* Stated task
Reproduce every line of the records below verbatim, leaving out the pictures.

* Input material
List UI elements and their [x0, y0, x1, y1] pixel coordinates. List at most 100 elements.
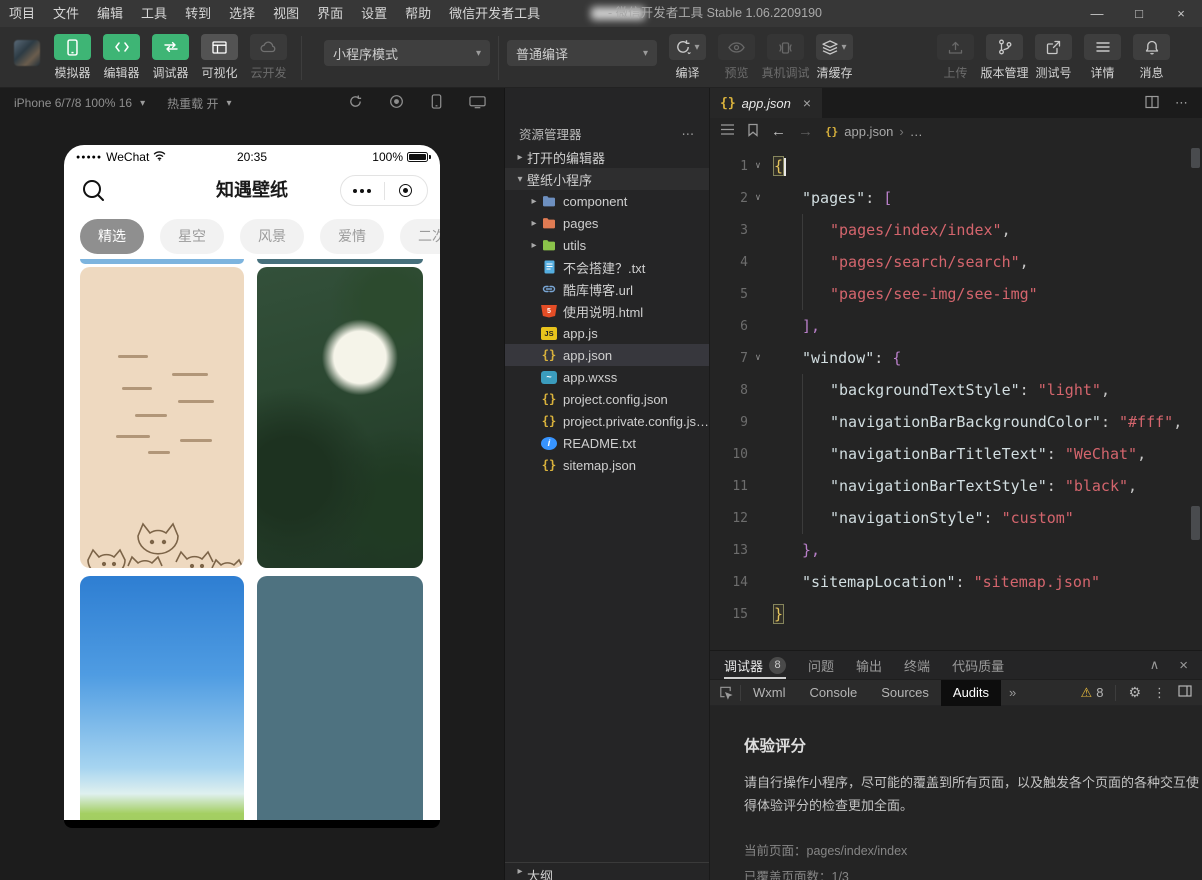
file-酷库博客.url[interactable]: 酷库博客.url: [505, 278, 709, 300]
outline-section[interactable]: ▸ 大纲: [505, 862, 709, 880]
avatar[interactable]: [14, 40, 40, 66]
line-number: 10: [710, 447, 748, 462]
tab-app-json[interactable]: {} app.json ×: [710, 88, 822, 118]
more-actions-icon[interactable]: ⋯: [682, 126, 696, 141]
file-使用说明.html[interactable]: 5使用说明.html: [505, 300, 709, 322]
explorer-section-打开的编辑器[interactable]: ▸打开的编辑器: [505, 146, 709, 168]
phone-view-icon[interactable]: [430, 94, 443, 112]
fold-icon[interactable]: ∨: [748, 193, 768, 203]
kebab-menu-icon[interactable]: ⋮: [1153, 685, 1166, 701]
file-label: sitemap.json: [563, 458, 636, 473]
mode-dropdown[interactable]: 小程序模式 ▾: [324, 40, 490, 66]
outline-list-icon[interactable]: [720, 123, 735, 139]
more-actions-icon[interactable]: ⋯: [1175, 95, 1188, 111]
toolbar-button-编辑器[interactable]: 编辑器: [98, 34, 145, 81]
toolbar-button-消息[interactable]: 消息: [1128, 34, 1175, 81]
menu-设置[interactable]: 设置: [352, 0, 396, 27]
panel-tab-输出[interactable]: 输出: [856, 651, 882, 679]
file-app.json[interactable]: {}app.json: [505, 344, 709, 366]
toolbar-button-版本管理[interactable]: 版本管理: [981, 34, 1028, 81]
panel-tab-代码质量[interactable]: 代码质量: [952, 651, 1004, 679]
toolbar-button-详情[interactable]: 详情: [1079, 34, 1126, 81]
category-tab-精选[interactable]: 精选: [80, 219, 144, 254]
toolbar-button-清缓存[interactable]: ▾ 清缓存: [811, 34, 858, 81]
minimize-button[interactable]: —: [1076, 0, 1118, 27]
panel-tab-调试器[interactable]: 调试器8: [724, 651, 786, 679]
file-app.js[interactable]: JSapp.js: [505, 322, 709, 344]
devtools-tab-Console[interactable]: Console: [798, 680, 870, 706]
panel-tab-终端[interactable]: 终端: [904, 651, 930, 679]
folder-utils[interactable]: ▸utils: [505, 234, 709, 256]
gear-icon[interactable]: ⚙: [1128, 684, 1141, 701]
menu-项目[interactable]: 项目: [0, 0, 44, 27]
close-target-icon[interactable]: [385, 184, 428, 197]
category-tab-风景[interactable]: 风景: [240, 219, 304, 254]
wallpaper-thumb-flower[interactable]: [257, 267, 423, 568]
inspect-element-icon[interactable]: [710, 685, 740, 700]
fold-icon[interactable]: ∨: [748, 353, 768, 363]
record-icon[interactable]: [389, 94, 404, 112]
wallpaper-thumb-sky[interactable]: [80, 576, 244, 820]
hot-reload-toggle[interactable]: 热重载 开 ▾: [167, 95, 231, 112]
category-tab-星空[interactable]: 星空: [160, 219, 224, 254]
toolbar-button-模拟器[interactable]: 模拟器: [49, 34, 96, 81]
menu-编辑[interactable]: 编辑: [88, 0, 132, 27]
collapse-panel-icon[interactable]: ∧: [1150, 657, 1160, 674]
panel-tab-问题[interactable]: 问题: [808, 651, 834, 679]
wallpaper-thumb-teal[interactable]: [257, 576, 423, 820]
toolbar-button-label: 上传: [943, 64, 967, 81]
toolbar-button-云开发[interactable]: 云开发: [245, 34, 292, 81]
nav-back-icon[interactable]: ←: [771, 123, 786, 140]
toolbar-button-调试器[interactable]: 调试器: [147, 34, 194, 81]
compile-mode-dropdown[interactable]: 普通编译 ▾: [507, 40, 657, 66]
toolbar-button-编译[interactable]: ▾ 编译: [664, 34, 711, 81]
menu-界面[interactable]: 界面: [308, 0, 352, 27]
file-app.wxss[interactable]: ~app.wxss: [505, 366, 709, 388]
breadcrumb-file: app.json: [844, 124, 893, 139]
folder-component[interactable]: ▸component: [505, 190, 709, 212]
file-project.config.json[interactable]: {}project.config.json: [505, 388, 709, 410]
screenshot-icon[interactable]: [469, 95, 486, 112]
file-project.private.config.js…[interactable]: {}project.private.config.js…: [505, 410, 709, 432]
close-panel-icon[interactable]: ×: [1179, 657, 1188, 674]
menu-微信开发者工具[interactable]: 微信开发者工具: [440, 0, 549, 27]
menu-选择[interactable]: 选择: [220, 0, 264, 27]
menu-文件[interactable]: 文件: [44, 0, 88, 27]
file-sitemap.json[interactable]: {}sitemap.json: [505, 454, 709, 476]
scrollbar-thumb[interactable]: [1191, 506, 1200, 540]
restart-icon[interactable]: [348, 94, 363, 112]
menu-视图[interactable]: 视图: [264, 0, 308, 27]
menu-工具[interactable]: 工具: [132, 0, 176, 27]
wallpaper-thumb-cats[interactable]: [80, 267, 244, 568]
devtools-tab-Audits[interactable]: Audits: [941, 680, 1001, 706]
file-README.txt[interactable]: iREADME.txt: [505, 432, 709, 454]
fold-icon[interactable]: ∨: [748, 161, 768, 171]
scrollbar-mark[interactable]: [1191, 148, 1200, 168]
warnings-indicator[interactable]: ⚠ 8: [1081, 685, 1104, 701]
breadcrumb[interactable]: {} app.json › …: [825, 124, 923, 139]
bookmark-icon[interactable]: [747, 123, 759, 140]
close-button[interactable]: ×: [1160, 0, 1202, 27]
chevron-down-icon: ▾: [476, 48, 481, 59]
menu-帮助[interactable]: 帮助: [396, 0, 440, 27]
device-selector[interactable]: iPhone 6/7/8 100% 16 ▾: [14, 96, 145, 110]
menu-转到[interactable]: 转到: [176, 0, 220, 27]
maximize-button[interactable]: □: [1118, 0, 1160, 27]
category-tab-二次[interactable]: 二次: [400, 219, 440, 254]
dock-side-icon[interactable]: [1178, 685, 1192, 700]
code-area[interactable]: 1 ∨ { 2 ∨ "pages": [ 3 "pages/index/inde…: [710, 144, 1202, 650]
more-tabs-icon[interactable]: »: [1001, 685, 1024, 700]
folder-pages[interactable]: ▸pages: [505, 212, 709, 234]
explorer-section-壁纸小程序[interactable]: ▾壁纸小程序: [505, 168, 709, 190]
split-editor-icon[interactable]: [1145, 95, 1159, 112]
toolbar-button-测试号[interactable]: 测试号: [1030, 34, 1077, 81]
file-不会搭建？.txt[interactable]: 不会搭建？.txt: [505, 256, 709, 278]
more-menu-icon[interactable]: [341, 189, 384, 193]
close-tab-icon[interactable]: ×: [803, 95, 811, 111]
phone-statusbar: ●●●●● WeChat 20:35 100%: [64, 145, 440, 169]
tab-label: app.json: [742, 96, 791, 111]
devtools-tab-Wxml[interactable]: Wxml: [741, 680, 798, 706]
toolbar-button-可视化[interactable]: 可视化: [196, 34, 243, 81]
category-tab-爱情[interactable]: 爱情: [320, 219, 384, 254]
devtools-tab-Sources[interactable]: Sources: [869, 680, 941, 706]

* Expected answer
List UI elements and their [x0, y0, x1, y1] pixel coordinates. List at most 100 elements.
file-酷库博客.url[interactable]: 酷库博客.url: [505, 278, 709, 300]
outline-section[interactable]: ▸ 大纲: [505, 862, 709, 880]
avatar[interactable]: [14, 40, 40, 66]
line-number: 10: [710, 447, 748, 462]
tab-app-json[interactable]: {} app.json ×: [710, 88, 822, 118]
more-actions-icon[interactable]: ⋯: [682, 126, 696, 141]
file-使用说明.html[interactable]: 5使用说明.html: [505, 300, 709, 322]
explorer-section-打开的编辑器[interactable]: ▸打开的编辑器: [505, 146, 709, 168]
phone-view-icon[interactable]: [430, 94, 443, 112]
fold-icon[interactable]: ∨: [748, 193, 768, 203]
kebab-menu-icon[interactable]: ⋮: [1153, 685, 1166, 701]
file-label: sitemap.json: [563, 458, 636, 473]
mode-dropdown[interactable]: 小程序模式 ▾: [324, 40, 490, 66]
outline-list-icon[interactable]: [720, 123, 735, 139]
more-actions-icon[interactable]: ⋯: [1175, 95, 1188, 111]
toolbar-button-编辑器[interactable]: 编辑器: [98, 34, 145, 81]
toolbar-button-消息[interactable]: 消息: [1128, 34, 1175, 81]
menu-设置[interactable]: 设置: [352, 0, 396, 27]
panel-tab-输出[interactable]: 输出: [856, 651, 882, 679]
file-app.json[interactable]: {}app.json: [505, 344, 709, 366]
toolbar-button-版本管理[interactable]: 版本管理: [981, 34, 1028, 81]
panel-tab-代码质量[interactable]: 代码质量: [952, 651, 1004, 679]
toolbar-button-详情[interactable]: 详情: [1079, 34, 1126, 81]
category-tab-精选[interactable]: 精选: [80, 219, 144, 254]
toolbar-button-清缓存[interactable]: ▾ 清缓存: [811, 34, 858, 81]
minimize-button[interactable]: —: [1076, 0, 1118, 27]
panel-tab-调试器[interactable]: 调试器8: [724, 651, 786, 679]
file-app.js[interactable]: JSapp.js: [505, 322, 709, 344]
devtools-tab-Console[interactable]: Console: [798, 680, 870, 706]
panel-tab-终端[interactable]: 终端: [904, 651, 930, 679]
folder-utils[interactable]: ▸utils: [505, 234, 709, 256]
gear-icon[interactable]: ⚙: [1128, 684, 1141, 701]
menu-项目[interactable]: 项目: [0, 0, 44, 27]
close-target-icon[interactable]: [385, 184, 428, 197]
category-tab-风景[interactable]: 风景: [240, 219, 304, 254]
wallpaper-thumb-flower[interactable]: [257, 267, 423, 568]
inspect-element-icon[interactable]: [710, 685, 740, 700]
fold-icon[interactable]: ∨: [748, 353, 768, 363]
record-icon[interactable]: [389, 94, 404, 112]
wallpaper-thumb-sky[interactable]: [80, 576, 244, 820]
hot-reload-toggle[interactable]: 热重载 开 ▾: [167, 95, 231, 112]
category-tab-星空[interactable]: 星空: [160, 219, 224, 254]
toolbar-button-模拟器[interactable]: 模拟器: [49, 34, 96, 81]
menu-编辑[interactable]: 编辑: [88, 0, 132, 27]
collapse-panel-icon[interactable]: ∧: [1150, 657, 1160, 674]
panel-tab-问题[interactable]: 问题: [808, 651, 834, 679]
wallpaper-thumb-teal[interactable]: [257, 576, 423, 820]
toolbar-button-label: 上传: [943, 64, 967, 81]
toolbar-button-云开发[interactable]: 云开发: [245, 34, 292, 81]
nav-back-icon[interactable]: ←: [771, 123, 786, 140]
toolbar-button-调试器[interactable]: 调试器: [147, 34, 194, 81]
compile-mode-dropdown[interactable]: 普通编译 ▾: [507, 40, 657, 66]
toolbar-button-编译[interactable]: ▾ 编译: [664, 34, 711, 81]
menu-界面[interactable]: 界面: [308, 0, 352, 27]
file-app.wxss[interactable]: ~app.wxss: [505, 366, 709, 388]
breadcrumb-file: app.json: [844, 124, 893, 139]
folder-component[interactable]: ▸component: [505, 190, 709, 212]
file-project.config.json[interactable]: {}project.config.json: [505, 388, 709, 410]
screenshot-icon[interactable]: [469, 95, 486, 112]
file-project.private.config.js…[interactable]: {}project.private.config.js…: [505, 410, 709, 432]
close-panel-icon[interactable]: ×: [1179, 657, 1188, 674]
menu-微信开发者工具[interactable]: 微信开发者工具: [440, 0, 549, 27]
menu-选择[interactable]: 选择: [220, 0, 264, 27]
menu-文件[interactable]: 文件: [44, 0, 88, 27]
file-sitemap.json[interactable]: {}sitemap.json: [505, 454, 709, 476]
scrollbar-thumb[interactable]: [1191, 506, 1200, 540]
restart-icon[interactable]: [348, 94, 363, 112]
menu-视图[interactable]: 视图: [264, 0, 308, 27]
menu-工具[interactable]: 工具: [132, 0, 176, 27]
wallpaper-thumb-cats[interactable]: [80, 267, 244, 568]
devtools-tab-Audits[interactable]: Audits: [941, 680, 1001, 706]
file-README.txt[interactable]: iREADME.txt: [505, 432, 709, 454]
fold-icon[interactable]: ∨: [748, 161, 768, 171]
scrollbar-mark[interactable]: [1191, 148, 1200, 168]
warnings-indicator[interactable]: ⚠ 8: [1081, 685, 1104, 701]
breadcrumb[interactable]: {} app.json › …: [825, 124, 923, 139]
bookmark-icon[interactable]: [747, 123, 759, 140]
close-button[interactable]: ×: [1160, 0, 1202, 27]
chevron-down-icon: ▾: [476, 48, 481, 59]
menu-帮助[interactable]: 帮助: [396, 0, 440, 27]
device-selector[interactable]: iPhone 6/7/8 100% 16 ▾: [14, 96, 145, 110]
menu-转到[interactable]: 转到: [176, 0, 220, 27]
maximize-button[interactable]: □: [1118, 0, 1160, 27]
category-tab-二次[interactable]: 二次: [400, 219, 440, 254]
dock-side-icon[interactable]: [1178, 685, 1192, 700]
code-area[interactable]: 1 ∨ { 2 ∨ "pages": [ 3 "pages/index/inde…: [710, 144, 1202, 650]
more-tabs-icon[interactable]: »: [1001, 685, 1024, 700]
folder-pages[interactable]: ▸pages: [505, 212, 709, 234]
explorer-section-壁纸小程序[interactable]: ▾壁纸小程序: [505, 168, 709, 190]
split-editor-icon[interactable]: [1145, 95, 1159, 112]
toolbar-button-测试号[interactable]: 测试号: [1030, 34, 1077, 81]
file-不会搭建？.txt[interactable]: 不会搭建？.txt: [505, 256, 709, 278]
more-menu-icon[interactable]: [341, 189, 384, 193]
close-tab-icon[interactable]: ×: [803, 95, 811, 111]
phone-statusbar: ●●●●● WeChat 20:35 100%: [64, 145, 440, 169]
tab-label: app.json: [742, 96, 791, 111]
devtools-tab-Wxml[interactable]: Wxml: [741, 680, 798, 706]
toolbar-button-可视化[interactable]: 可视化: [196, 34, 243, 81]
category-tab-爱情[interactable]: 爱情: [320, 219, 384, 254]
devtools-tab-Sources[interactable]: Sources: [869, 680, 941, 706]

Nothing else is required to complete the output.